[BEGIN Data records]

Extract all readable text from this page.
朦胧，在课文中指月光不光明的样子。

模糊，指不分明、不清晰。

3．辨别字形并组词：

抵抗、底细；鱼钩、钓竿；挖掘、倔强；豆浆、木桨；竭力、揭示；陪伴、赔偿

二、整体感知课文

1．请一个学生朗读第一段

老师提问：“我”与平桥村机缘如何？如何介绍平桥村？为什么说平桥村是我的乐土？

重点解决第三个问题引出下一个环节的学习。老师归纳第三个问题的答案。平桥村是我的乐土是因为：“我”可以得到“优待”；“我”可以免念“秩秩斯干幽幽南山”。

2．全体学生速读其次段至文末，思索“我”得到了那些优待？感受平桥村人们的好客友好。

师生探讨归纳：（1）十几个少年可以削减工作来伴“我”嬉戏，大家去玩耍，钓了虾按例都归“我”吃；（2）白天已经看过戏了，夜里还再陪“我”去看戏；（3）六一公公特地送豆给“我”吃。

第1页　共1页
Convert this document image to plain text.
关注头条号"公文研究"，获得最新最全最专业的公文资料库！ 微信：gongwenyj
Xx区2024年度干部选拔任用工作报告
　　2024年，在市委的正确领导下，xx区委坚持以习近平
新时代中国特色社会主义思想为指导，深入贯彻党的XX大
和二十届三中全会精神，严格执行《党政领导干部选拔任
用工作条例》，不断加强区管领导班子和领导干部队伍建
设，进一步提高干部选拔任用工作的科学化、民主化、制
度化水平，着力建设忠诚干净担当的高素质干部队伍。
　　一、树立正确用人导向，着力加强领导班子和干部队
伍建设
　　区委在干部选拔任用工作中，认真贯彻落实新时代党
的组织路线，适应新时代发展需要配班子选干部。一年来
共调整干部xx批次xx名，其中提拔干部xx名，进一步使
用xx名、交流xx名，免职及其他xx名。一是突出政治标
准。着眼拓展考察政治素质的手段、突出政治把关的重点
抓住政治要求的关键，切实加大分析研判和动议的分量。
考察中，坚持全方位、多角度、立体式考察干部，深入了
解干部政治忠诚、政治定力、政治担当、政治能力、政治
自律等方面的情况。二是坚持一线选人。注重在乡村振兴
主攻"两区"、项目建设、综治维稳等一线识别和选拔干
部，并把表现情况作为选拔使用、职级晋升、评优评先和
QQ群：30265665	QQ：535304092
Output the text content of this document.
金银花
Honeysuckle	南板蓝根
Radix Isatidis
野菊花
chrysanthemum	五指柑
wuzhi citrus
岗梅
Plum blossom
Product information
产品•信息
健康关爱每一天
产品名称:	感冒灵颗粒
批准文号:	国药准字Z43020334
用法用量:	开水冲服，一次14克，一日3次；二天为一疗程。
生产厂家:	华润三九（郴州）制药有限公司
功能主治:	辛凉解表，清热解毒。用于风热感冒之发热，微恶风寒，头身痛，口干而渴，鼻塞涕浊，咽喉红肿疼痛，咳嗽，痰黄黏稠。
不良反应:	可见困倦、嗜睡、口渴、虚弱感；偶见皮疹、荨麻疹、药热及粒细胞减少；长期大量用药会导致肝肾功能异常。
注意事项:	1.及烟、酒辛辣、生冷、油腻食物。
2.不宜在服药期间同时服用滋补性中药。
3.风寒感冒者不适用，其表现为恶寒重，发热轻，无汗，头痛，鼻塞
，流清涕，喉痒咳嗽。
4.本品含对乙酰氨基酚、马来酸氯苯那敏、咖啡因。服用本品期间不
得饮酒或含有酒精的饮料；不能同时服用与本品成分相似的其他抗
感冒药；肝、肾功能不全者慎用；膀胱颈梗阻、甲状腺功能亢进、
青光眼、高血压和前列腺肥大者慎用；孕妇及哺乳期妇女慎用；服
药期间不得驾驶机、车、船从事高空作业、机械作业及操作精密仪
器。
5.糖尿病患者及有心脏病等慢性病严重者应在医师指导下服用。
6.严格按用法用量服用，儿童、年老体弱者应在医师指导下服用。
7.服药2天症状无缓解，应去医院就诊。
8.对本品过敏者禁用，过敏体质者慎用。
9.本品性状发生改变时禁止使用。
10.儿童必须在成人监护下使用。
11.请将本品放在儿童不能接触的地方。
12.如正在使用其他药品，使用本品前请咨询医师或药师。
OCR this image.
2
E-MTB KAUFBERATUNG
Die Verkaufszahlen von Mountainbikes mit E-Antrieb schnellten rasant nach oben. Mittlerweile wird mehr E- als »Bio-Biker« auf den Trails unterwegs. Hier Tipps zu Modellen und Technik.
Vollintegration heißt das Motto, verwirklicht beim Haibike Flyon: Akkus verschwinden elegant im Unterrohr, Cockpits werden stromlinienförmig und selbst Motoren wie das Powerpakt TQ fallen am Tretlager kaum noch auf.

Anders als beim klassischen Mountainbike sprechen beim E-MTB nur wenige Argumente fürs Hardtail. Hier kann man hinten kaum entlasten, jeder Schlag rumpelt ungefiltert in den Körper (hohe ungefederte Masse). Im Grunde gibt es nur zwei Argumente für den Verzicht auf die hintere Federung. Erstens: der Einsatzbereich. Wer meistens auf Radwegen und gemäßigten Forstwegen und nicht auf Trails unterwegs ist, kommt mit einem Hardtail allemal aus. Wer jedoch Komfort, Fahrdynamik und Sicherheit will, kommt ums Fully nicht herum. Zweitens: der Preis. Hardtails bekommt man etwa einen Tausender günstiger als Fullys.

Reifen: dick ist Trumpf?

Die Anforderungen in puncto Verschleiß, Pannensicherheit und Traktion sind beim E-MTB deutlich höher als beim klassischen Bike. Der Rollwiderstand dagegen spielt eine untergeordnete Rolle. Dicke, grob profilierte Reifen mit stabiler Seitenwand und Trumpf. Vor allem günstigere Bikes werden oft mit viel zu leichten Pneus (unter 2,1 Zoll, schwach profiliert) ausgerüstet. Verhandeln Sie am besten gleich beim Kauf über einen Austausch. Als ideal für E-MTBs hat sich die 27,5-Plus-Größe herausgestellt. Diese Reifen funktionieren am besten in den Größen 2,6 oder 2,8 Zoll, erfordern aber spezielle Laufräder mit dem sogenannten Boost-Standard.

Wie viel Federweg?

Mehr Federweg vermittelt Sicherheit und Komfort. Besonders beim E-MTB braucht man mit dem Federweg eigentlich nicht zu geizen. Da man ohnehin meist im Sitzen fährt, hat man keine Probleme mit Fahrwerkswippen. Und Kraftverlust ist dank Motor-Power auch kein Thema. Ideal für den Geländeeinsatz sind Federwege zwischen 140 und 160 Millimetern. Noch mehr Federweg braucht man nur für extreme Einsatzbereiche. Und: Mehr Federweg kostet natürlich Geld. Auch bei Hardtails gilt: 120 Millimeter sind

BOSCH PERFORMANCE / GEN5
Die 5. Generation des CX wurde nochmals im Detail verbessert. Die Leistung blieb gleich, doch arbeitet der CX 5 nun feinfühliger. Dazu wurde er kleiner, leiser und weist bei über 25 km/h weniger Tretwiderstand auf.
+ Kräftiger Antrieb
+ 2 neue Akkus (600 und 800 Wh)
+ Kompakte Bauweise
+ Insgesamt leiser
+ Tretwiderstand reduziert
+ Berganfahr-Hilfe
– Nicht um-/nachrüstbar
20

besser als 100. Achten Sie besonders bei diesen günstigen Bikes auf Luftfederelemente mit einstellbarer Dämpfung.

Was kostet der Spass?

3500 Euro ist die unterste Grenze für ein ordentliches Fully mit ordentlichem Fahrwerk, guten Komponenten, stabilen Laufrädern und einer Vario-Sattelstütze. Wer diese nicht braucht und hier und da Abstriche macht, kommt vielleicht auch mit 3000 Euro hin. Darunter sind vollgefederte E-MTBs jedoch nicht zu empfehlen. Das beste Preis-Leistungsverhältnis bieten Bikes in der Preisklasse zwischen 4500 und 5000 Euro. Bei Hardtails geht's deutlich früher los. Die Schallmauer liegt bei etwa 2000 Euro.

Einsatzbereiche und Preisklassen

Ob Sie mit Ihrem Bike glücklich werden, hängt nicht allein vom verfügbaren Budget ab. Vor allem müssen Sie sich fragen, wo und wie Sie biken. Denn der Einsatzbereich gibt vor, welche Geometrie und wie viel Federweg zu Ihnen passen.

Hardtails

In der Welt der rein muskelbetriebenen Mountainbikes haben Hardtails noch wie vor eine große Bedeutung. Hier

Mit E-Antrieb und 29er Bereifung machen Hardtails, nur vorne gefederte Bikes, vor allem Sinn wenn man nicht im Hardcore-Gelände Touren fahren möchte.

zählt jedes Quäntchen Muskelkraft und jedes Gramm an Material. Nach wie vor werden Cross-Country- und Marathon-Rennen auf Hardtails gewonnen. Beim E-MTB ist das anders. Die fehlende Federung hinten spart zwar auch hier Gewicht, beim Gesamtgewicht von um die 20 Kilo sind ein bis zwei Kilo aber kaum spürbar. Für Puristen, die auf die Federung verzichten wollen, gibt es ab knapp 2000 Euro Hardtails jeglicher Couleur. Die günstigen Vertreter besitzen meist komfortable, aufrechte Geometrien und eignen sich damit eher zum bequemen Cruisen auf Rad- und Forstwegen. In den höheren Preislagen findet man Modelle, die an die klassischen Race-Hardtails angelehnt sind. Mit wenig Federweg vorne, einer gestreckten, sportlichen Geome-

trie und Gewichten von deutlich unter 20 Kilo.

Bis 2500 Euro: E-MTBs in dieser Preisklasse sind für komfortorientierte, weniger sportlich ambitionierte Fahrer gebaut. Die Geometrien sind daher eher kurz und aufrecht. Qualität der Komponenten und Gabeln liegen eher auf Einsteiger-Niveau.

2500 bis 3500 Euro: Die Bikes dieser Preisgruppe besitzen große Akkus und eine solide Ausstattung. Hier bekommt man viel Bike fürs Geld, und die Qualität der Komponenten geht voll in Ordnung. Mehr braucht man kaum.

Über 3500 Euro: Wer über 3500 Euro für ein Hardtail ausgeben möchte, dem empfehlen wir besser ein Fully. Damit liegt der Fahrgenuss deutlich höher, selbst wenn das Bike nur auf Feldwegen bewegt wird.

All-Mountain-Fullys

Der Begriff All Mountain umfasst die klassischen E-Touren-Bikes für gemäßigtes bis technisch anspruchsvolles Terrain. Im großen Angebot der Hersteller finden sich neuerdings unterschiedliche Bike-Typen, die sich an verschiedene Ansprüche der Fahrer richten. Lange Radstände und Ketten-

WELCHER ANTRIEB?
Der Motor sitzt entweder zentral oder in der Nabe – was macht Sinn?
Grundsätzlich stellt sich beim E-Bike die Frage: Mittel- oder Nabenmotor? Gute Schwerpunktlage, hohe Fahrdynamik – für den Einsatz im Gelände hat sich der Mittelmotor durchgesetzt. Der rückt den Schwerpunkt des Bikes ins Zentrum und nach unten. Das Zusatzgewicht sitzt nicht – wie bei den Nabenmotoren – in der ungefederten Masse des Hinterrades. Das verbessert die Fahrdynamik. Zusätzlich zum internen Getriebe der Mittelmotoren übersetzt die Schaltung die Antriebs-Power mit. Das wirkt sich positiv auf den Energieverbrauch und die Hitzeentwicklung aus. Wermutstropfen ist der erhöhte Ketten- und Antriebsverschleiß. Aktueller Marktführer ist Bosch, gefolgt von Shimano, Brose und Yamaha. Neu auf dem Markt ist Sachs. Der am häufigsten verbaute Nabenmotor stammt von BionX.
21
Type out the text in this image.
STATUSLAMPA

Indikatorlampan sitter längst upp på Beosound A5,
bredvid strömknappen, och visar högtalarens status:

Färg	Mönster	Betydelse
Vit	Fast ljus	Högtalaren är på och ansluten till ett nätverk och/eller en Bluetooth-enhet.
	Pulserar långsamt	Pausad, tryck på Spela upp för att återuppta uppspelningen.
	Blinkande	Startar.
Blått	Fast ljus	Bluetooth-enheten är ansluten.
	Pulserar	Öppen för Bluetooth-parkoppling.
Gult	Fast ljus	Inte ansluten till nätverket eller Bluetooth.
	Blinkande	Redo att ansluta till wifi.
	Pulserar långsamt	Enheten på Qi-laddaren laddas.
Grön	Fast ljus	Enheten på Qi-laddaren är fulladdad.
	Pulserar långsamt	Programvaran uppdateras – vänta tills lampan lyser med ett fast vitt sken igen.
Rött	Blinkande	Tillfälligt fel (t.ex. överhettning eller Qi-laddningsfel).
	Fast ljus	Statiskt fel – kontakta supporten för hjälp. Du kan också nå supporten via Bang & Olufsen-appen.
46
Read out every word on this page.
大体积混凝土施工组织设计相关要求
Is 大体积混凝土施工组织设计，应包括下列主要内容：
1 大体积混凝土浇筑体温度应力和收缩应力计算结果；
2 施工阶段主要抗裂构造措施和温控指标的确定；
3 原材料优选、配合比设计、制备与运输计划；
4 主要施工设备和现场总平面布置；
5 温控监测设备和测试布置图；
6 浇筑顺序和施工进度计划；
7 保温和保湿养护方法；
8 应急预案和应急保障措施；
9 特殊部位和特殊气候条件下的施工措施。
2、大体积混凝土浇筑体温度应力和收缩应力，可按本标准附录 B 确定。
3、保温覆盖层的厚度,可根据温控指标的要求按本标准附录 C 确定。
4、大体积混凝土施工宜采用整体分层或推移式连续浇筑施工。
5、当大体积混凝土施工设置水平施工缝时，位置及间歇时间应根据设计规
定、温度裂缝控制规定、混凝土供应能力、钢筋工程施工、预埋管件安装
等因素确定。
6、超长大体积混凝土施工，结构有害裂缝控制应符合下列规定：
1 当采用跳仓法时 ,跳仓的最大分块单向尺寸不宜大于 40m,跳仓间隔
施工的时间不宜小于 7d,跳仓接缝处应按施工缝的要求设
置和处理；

[END Data records]

_Requirements_.
Only lines with the string "Tretwiderstand" belong in your answer; copy each one.

_Exercise result_.
Die 5. Generation des CX wurde nochmals im Detail verbessert. Die Leistung blieb gleich, doch arbeitet der CX 5 nun feinfühliger. Dazu wurde er kleiner, leiser und weist bei über 25 km/h weniger Tretwiderstand auf.
+ Tretwiderstand reduziert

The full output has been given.